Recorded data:
┏━━

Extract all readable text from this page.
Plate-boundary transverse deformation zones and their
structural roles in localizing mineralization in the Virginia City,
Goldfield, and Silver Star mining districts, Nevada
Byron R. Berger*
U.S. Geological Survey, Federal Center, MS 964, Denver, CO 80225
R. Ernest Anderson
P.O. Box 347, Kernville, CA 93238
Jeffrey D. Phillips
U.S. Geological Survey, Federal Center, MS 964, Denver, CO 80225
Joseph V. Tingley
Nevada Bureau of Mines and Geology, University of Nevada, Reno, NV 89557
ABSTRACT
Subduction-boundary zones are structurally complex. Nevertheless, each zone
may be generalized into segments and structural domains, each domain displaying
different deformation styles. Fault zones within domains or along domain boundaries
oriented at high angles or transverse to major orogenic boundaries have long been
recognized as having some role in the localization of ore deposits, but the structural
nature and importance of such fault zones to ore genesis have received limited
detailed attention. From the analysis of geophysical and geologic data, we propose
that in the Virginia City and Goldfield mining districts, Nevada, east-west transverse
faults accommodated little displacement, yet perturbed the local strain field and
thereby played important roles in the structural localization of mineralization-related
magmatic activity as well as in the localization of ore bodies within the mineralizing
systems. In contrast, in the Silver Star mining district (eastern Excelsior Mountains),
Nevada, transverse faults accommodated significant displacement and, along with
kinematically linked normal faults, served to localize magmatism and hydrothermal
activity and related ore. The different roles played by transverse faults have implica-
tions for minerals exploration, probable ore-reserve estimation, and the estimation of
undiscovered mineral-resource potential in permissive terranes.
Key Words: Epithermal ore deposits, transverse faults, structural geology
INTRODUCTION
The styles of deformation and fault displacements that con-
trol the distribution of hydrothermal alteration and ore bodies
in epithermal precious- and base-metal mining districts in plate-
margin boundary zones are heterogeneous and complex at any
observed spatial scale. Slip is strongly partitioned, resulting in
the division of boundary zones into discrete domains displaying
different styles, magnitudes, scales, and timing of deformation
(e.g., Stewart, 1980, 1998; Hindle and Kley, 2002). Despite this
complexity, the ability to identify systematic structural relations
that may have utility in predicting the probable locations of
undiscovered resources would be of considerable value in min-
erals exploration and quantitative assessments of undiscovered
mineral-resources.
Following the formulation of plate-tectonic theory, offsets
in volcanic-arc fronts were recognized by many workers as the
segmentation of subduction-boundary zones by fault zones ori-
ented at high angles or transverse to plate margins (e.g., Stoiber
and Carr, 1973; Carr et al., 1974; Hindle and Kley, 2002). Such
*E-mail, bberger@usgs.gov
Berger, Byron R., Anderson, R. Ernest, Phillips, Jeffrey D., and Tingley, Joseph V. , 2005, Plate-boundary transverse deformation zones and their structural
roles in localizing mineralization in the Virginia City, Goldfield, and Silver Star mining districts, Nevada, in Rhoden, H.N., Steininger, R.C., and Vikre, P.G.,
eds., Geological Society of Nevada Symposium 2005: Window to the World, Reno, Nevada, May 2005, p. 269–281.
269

┗━━

Problem description | If a line in the data above holds the string "Ernest", copy it.

Answer area |
R. Ernest Anderson
Berger, Byron R., Anderson, R. Ernest, Phillips, Jeffrey D., and Tingley, Joseph V. , 2005, Plate-boundary transverse deformation zones and their structural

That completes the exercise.